*GOAL OF THE EXERCISE*
Without including any images, reproduce each entry exactly.

[Saved data entries]
------------------------------------------------------------
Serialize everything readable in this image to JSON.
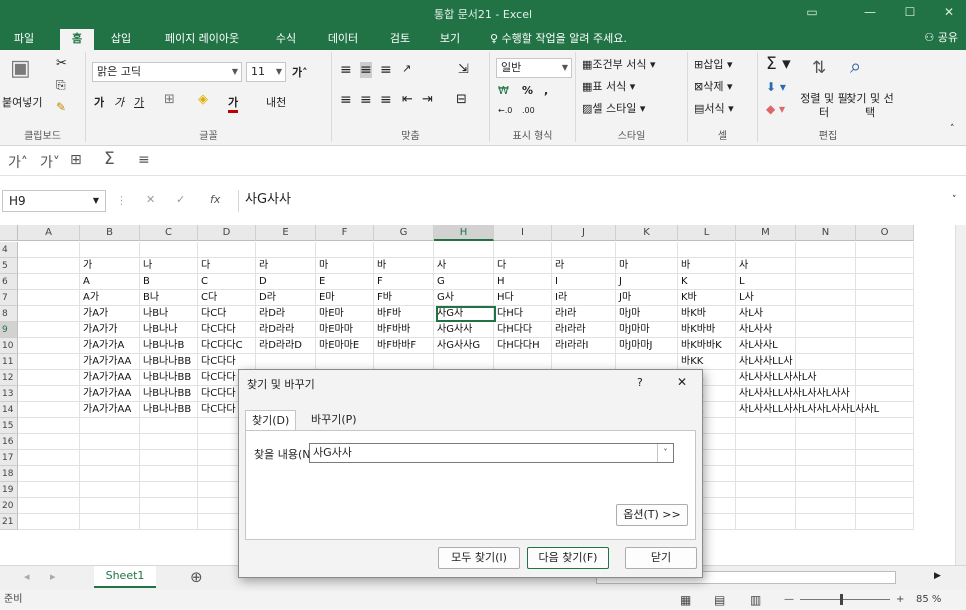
{
  "window": {
    "title": "통합 문서21 - Excel"
  },
  "tabs": [
    "파일",
    "홈",
    "삽입",
    "페이지 레이아웃",
    "수식",
    "데이터",
    "검토",
    "보기"
  ],
  "tell_me": "수행할 작업을 알려 주세요.",
  "share": "공유",
  "ribbon": {
    "paste": "붙여넣기",
    "clipboard": "클립보드",
    "font_name": "맑은 고딕",
    "font_size": "11",
    "font_group": "글꼴",
    "align_group": "맞춤",
    "number_format": "일반",
    "number_group": "표시 형식",
    "cond_format": "조건부 서식",
    "table_format": "표 서식",
    "cell_style": "셀 스타일",
    "style_group": "스타일",
    "insert": "삽입",
    "delete": "삭제",
    "format": "서식",
    "cell_group": "셀",
    "sort_filter": "정렬 및 필터",
    "find_select": "찾기 및 선택",
    "edit_group": "편집"
  },
  "formula": {
    "name_box": "H9",
    "fx": "fx",
    "value": "사G사사"
  },
  "columns": [
    "A",
    "B",
    "C",
    "D",
    "E",
    "F",
    "G",
    "H",
    "I",
    "J",
    "K",
    "L",
    "M",
    "N",
    "O"
  ],
  "rows": [
    {
      "n": "4",
      "cells": [
        "",
        "",
        "",
        "",
        "",
        "",
        "",
        "",
        "",
        "",
        "",
        "",
        "",
        "",
        ""
      ]
    },
    {
      "n": "5",
      "cells": [
        "",
        "가",
        "나",
        "다",
        "라",
        "마",
        "바",
        "사",
        "다",
        "라",
        "마",
        "바",
        "사",
        "",
        ""
      ]
    },
    {
      "n": "6",
      "cells": [
        "",
        "A",
        "B",
        "C",
        "D",
        "E",
        "F",
        "G",
        "H",
        "I",
        "J",
        "K",
        "L",
        "",
        ""
      ]
    },
    {
      "n": "7",
      "cells": [
        "",
        "A가",
        "B나",
        "C다",
        "D라",
        "E마",
        "F바",
        "G사",
        "H다",
        "I라",
        "J마",
        "K바",
        "L사",
        "",
        ""
      ]
    },
    {
      "n": "8",
      "cells": [
        "",
        "가A가",
        "나B나",
        "다C다",
        "라D라",
        "마E마",
        "바F바",
        "사G사",
        "다H다",
        "라I라",
        "마J마",
        "바K바",
        "사L사",
        "",
        ""
      ]
    },
    {
      "n": "9",
      "cells": [
        "",
        "가A가가",
        "나B나나",
        "다C다다",
        "라D라라",
        "마E마마",
        "바F바바",
        "사G사사",
        "다H다다",
        "라I라라",
        "마J마마",
        "바K바바",
        "사L사사",
        "",
        ""
      ]
    },
    {
      "n": "10",
      "cells": [
        "",
        "가A가가A",
        "나B나나B",
        "다C다다C",
        "라D라라D",
        "마E마마E",
        "바F바바F",
        "사G사사G",
        "다H다다H",
        "라I라라I",
        "마J마마J",
        "바K바바K",
        "사L사사L",
        "",
        ""
      ]
    },
    {
      "n": "11",
      "cells": [
        "",
        "가A가가AA",
        "나B나나BB",
        "다C다다",
        "",
        "",
        "",
        "",
        "",
        "",
        "",
        "바KK",
        "사L사사LL사",
        "",
        ""
      ]
    },
    {
      "n": "12",
      "cells": [
        "",
        "가A가가AA",
        "나B나나BB",
        "다C다다",
        "",
        "",
        "",
        "",
        "",
        "",
        "",
        "바KK",
        "사L사사LL사사L사",
        "",
        ""
      ]
    },
    {
      "n": "13",
      "cells": [
        "",
        "가A가가AA",
        "나B나나BB",
        "다C다다",
        "",
        "",
        "",
        "",
        "",
        "",
        "",
        "바KK",
        "사L사사LL사사L사사L사사",
        "",
        ""
      ]
    },
    {
      "n": "14",
      "cells": [
        "",
        "가A가가AA",
        "나B나나BB",
        "다C다다",
        "",
        "",
        "",
        "",
        "",
        "",
        "",
        "바KK",
        "사L사사LL사사L사사L사사L사사L",
        "",
        ""
      ]
    },
    {
      "n": "15",
      "cells": [
        "",
        "",
        "",
        "",
        "",
        "",
        "",
        "",
        "",
        "",
        "",
        "",
        "",
        "",
        ""
      ]
    },
    {
      "n": "16",
      "cells": [
        "",
        "",
        "",
        "",
        "",
        "",
        "",
        "",
        "",
        "",
        "",
        "",
        "",
        "",
        ""
      ]
    },
    {
      "n": "17",
      "cells": [
        "",
        "",
        "",
        "",
        "",
        "",
        "",
        "",
        "",
        "",
        "",
        "",
        "",
        "",
        ""
      ]
    },
    {
      "n": "18",
      "cells": [
        "",
        "",
        "",
        "",
        "",
        "",
        "",
        "",
        "",
        "",
        "",
        "",
        "",
        "",
        ""
      ]
    },
    {
      "n": "19",
      "cells": [
        "",
        "",
        "",
        "",
        "",
        "",
        "",
        "",
        "",
        "",
        "",
        "",
        "",
        "",
        ""
      ]
    },
    {
      "n": "20",
      "cells": [
        "",
        "",
        "",
        "",
        "",
        "",
        "",
        "",
        "",
        "",
        "",
        "",
        "",
        "",
        ""
      ]
    },
    {
      "n": "21",
      "cells": [
        "",
        "",
        "",
        "",
        "",
        "",
        "",
        "",
        "",
        "",
        "",
        "",
        "",
        "",
        ""
      ]
    }
  ],
  "sheet": {
    "tab": "Sheet1",
    "add": "⊕"
  },
  "status": {
    "ready": "준비",
    "zoom": "85 %"
  },
  "dialog": {
    "title": "찾기 및 바꾸기",
    "help": "?",
    "close": "✕",
    "tab_find": "찾기(D)",
    "tab_replace": "바꾸기(P)",
    "find_label": "찾을 내용(N):",
    "find_value": "사G사사",
    "options": "옵션(T) >>",
    "find_all": "모두 찾기(I)",
    "find_next": "다음 찾기(F)",
    "close_btn": "닫기"
  }
}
------------------------------------------------------------
*FULL ANSWER*
Serialize everything readable in this image to JSON.
{
  "window": {
    "title": "통합 문서21 - Excel"
  },
  "tabs": [
    "파일",
    "홈",
    "삽입",
    "페이지 레이아웃",
    "수식",
    "데이터",
    "검토",
    "보기"
  ],
  "tell_me": "수행할 작업을 알려 주세요.",
  "share": "공유",
  "ribbon": {
    "paste": "붙여넣기",
    "clipboard": "클립보드",
    "font_name": "맑은 고딕",
    "font_size": "11",
    "font_group": "글꼴",
    "align_group": "맞춤",
    "number_format": "일반",
    "number_group": "표시 형식",
    "cond_format": "조건부 서식",
    "table_format": "표 서식",
    "cell_style": "셀 스타일",
    "style_group": "스타일",
    "insert": "삽입",
    "delete": "삭제",
    "format": "서식",
    "cell_group": "셀",
    "sort_filter": "정렬 및 필터",
    "find_select": "찾기 및 선택",
    "edit_group": "편집"
  },
  "formula": {
    "name_box": "H9",
    "fx": "fx",
    "value": "사G사사"
  },
  "columns": [
    "A",
    "B",
    "C",
    "D",
    "E",
    "F",
    "G",
    "H",
    "I",
    "J",
    "K",
    "L",
    "M",
    "N",
    "O"
  ],
  "rows": [
    {
      "n": "4",
      "cells": [
        "",
        "",
        "",
        "",
        "",
        "",
        "",
        "",
        "",
        "",
        "",
        "",
        "",
        "",
        ""
      ]
    },
    {
      "n": "5",
      "cells": [
        "",
        "가",
        "나",
        "다",
        "라",
        "마",
        "바",
        "사",
        "다",
        "라",
        "마",
        "바",
        "사",
        "",
        ""
      ]
    },
    {
      "n": "6",
      "cells": [
        "",
        "A",
        "B",
        "C",
        "D",
        "E",
        "F",
        "G",
        "H",
        "I",
        "J",
        "K",
        "L",
        "",
        ""
      ]
    },
    {
      "n": "7",
      "cells": [
        "",
        "A가",
        "B나",
        "C다",
        "D라",
        "E마",
        "F바",
        "G사",
        "H다",
        "I라",
        "J마",
        "K바",
        "L사",
        "",
        ""
      ]
    },
    {
      "n": "8",
      "cells": [
        "",
        "가A가",
        "나B나",
        "다C다",
        "라D라",
        "마E마",
        "바F바",
        "사G사",
        "다H다",
        "라I라",
        "마J마",
        "바K바",
        "사L사",
        "",
        ""
      ]
    },
    {
      "n": "9",
      "cells": [
        "",
        "가A가가",
        "나B나나",
        "다C다다",
        "라D라라",
        "마E마마",
        "바F바바",
        "사G사사",
        "다H다다",
        "라I라라",
        "마J마마",
        "바K바바",
        "사L사사",
        "",
        ""
      ]
    },
    {
      "n": "10",
      "cells": [
        "",
        "가A가가A",
        "나B나나B",
        "다C다다C",
        "라D라라D",
        "마E마마E",
        "바F바바F",
        "사G사사G",
        "다H다다H",
        "라I라라I",
        "마J마마J",
        "바K바바K",
        "사L사사L",
        "",
        ""
      ]
    },
    {
      "n": "11",
      "cells": [
        "",
        "가A가가AA",
        "나B나나BB",
        "다C다다",
        "",
        "",
        "",
        "",
        "",
        "",
        "",
        "바KK",
        "사L사사LL사",
        "",
        ""
      ]
    },
    {
      "n": "12",
      "cells": [
        "",
        "가A가가AA",
        "나B나나BB",
        "다C다다",
        "",
        "",
        "",
        "",
        "",
        "",
        "",
        "바KK",
        "사L사사LL사사L사",
        "",
        ""
      ]
    },
    {
      "n": "13",
      "cells": [
        "",
        "가A가가AA",
        "나B나나BB",
        "다C다다",
        "",
        "",
        "",
        "",
        "",
        "",
        "",
        "바KK",
        "사L사사LL사사L사사L사사",
        "",
        ""
      ]
    },
    {
      "n": "14",
      "cells": [
        "",
        "가A가가AA",
        "나B나나BB",
        "다C다다",
        "",
        "",
        "",
        "",
        "",
        "",
        "",
        "바KK",
        "사L사사LL사사L사사L사사L사사L",
        "",
        ""
      ]
    },
    {
      "n": "15",
      "cells": [
        "",
        "",
        "",
        "",
        "",
        "",
        "",
        "",
        "",
        "",
        "",
        "",
        "",
        "",
        ""
      ]
    },
    {
      "n": "16",
      "cells": [
        "",
        "",
        "",
        "",
        "",
        "",
        "",
        "",
        "",
        "",
        "",
        "",
        "",
        "",
        ""
      ]
    },
    {
      "n": "17",
      "cells": [
        "",
        "",
        "",
        "",
        "",
        "",
        "",
        "",
        "",
        "",
        "",
        "",
        "",
        "",
        ""
      ]
    },
    {
      "n": "18",
      "cells": [
        "",
        "",
        "",
        "",
        "",
        "",
        "",
        "",
        "",
        "",
        "",
        "",
        "",
        "",
        ""
      ]
    },
    {
      "n": "19",
      "cells": [
        "",
        "",
        "",
        "",
        "",
        "",
        "",
        "",
        "",
        "",
        "",
        "",
        "",
        "",
        ""
      ]
    },
    {
      "n": "20",
      "cells": [
        "",
        "",
        "",
        "",
        "",
        "",
        "",
        "",
        "",
        "",
        "",
        "",
        "",
        "",
        ""
      ]
    },
    {
      "n": "21",
      "cells": [
        "",
        "",
        "",
        "",
        "",
        "",
        "",
        "",
        "",
        "",
        "",
        "",
        "",
        "",
        ""
      ]
    }
  ],
  "sheet": {
    "tab": "Sheet1",
    "add": "⊕"
  },
  "status": {
    "ready": "준비",
    "zoom": "85 %"
  },
  "dialog": {
    "title": "찾기 및 바꾸기",
    "help": "?",
    "close": "✕",
    "tab_find": "찾기(D)",
    "tab_replace": "바꾸기(P)",
    "find_label": "찾을 내용(N):",
    "find_value": "사G사사",
    "options": "옵션(T) >>",
    "find_all": "모두 찾기(I)",
    "find_next": "다음 찾기(F)",
    "close_btn": "닫기"
  }
}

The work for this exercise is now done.